Stated exercise >> Reproduce the records below exactly as they appear, omitting any pictures they contain.

Data in this exercise >>
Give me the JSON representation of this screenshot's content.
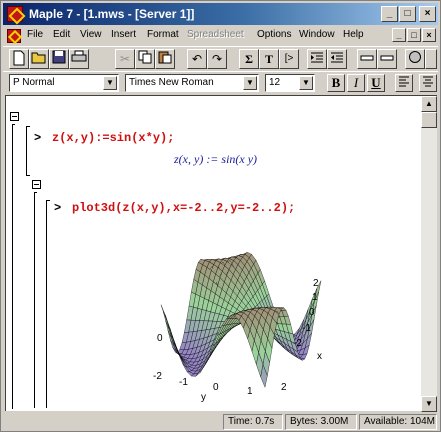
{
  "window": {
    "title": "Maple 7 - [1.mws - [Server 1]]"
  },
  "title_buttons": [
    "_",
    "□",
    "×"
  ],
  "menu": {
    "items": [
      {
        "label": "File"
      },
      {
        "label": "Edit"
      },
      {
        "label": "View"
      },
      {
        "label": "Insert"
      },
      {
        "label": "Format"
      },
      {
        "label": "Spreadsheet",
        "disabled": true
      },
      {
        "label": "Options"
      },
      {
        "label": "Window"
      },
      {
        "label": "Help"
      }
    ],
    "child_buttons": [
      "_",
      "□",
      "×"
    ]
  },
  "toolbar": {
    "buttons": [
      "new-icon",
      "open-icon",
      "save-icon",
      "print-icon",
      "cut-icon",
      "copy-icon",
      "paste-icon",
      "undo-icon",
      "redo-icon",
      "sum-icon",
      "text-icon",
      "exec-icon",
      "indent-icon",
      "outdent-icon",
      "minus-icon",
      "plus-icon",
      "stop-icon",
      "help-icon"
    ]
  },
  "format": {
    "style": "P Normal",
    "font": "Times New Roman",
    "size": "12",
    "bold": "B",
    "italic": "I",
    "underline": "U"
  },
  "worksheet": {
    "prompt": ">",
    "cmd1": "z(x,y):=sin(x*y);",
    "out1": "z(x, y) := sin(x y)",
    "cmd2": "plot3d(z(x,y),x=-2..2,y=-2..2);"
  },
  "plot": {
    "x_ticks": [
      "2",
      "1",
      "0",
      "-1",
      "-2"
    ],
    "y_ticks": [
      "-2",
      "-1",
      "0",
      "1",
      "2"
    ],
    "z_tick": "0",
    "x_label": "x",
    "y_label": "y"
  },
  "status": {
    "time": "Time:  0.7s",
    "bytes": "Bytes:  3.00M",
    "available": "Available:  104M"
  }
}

Solution to the exercise >>
Give me the JSON representation of this screenshot's content.
{
  "window": {
    "title": "Maple 7 - [1.mws - [Server 1]]"
  },
  "title_buttons": [
    "_",
    "□",
    "×"
  ],
  "menu": {
    "items": [
      {
        "label": "File"
      },
      {
        "label": "Edit"
      },
      {
        "label": "View"
      },
      {
        "label": "Insert"
      },
      {
        "label": "Format"
      },
      {
        "label": "Spreadsheet",
        "disabled": true
      },
      {
        "label": "Options"
      },
      {
        "label": "Window"
      },
      {
        "label": "Help"
      }
    ],
    "child_buttons": [
      "_",
      "□",
      "×"
    ]
  },
  "toolbar": {
    "buttons": [
      "new-icon",
      "open-icon",
      "save-icon",
      "print-icon",
      "cut-icon",
      "copy-icon",
      "paste-icon",
      "undo-icon",
      "redo-icon",
      "sum-icon",
      "text-icon",
      "exec-icon",
      "indent-icon",
      "outdent-icon",
      "minus-icon",
      "plus-icon",
      "stop-icon",
      "help-icon"
    ]
  },
  "format": {
    "style": "P Normal",
    "font": "Times New Roman",
    "size": "12",
    "bold": "B",
    "italic": "I",
    "underline": "U"
  },
  "worksheet": {
    "prompt": ">",
    "cmd1": "z(x,y):=sin(x*y);",
    "out1": "z(x, y) := sin(x y)",
    "cmd2": "plot3d(z(x,y),x=-2..2,y=-2..2);"
  },
  "plot": {
    "x_ticks": [
      "2",
      "1",
      "0",
      "-1",
      "-2"
    ],
    "y_ticks": [
      "-2",
      "-1",
      "0",
      "1",
      "2"
    ],
    "z_tick": "0",
    "x_label": "x",
    "y_label": "y"
  },
  "status": {
    "time": "Time:  0.7s",
    "bytes": "Bytes:  3.00M",
    "available": "Available:  104M"
  }
}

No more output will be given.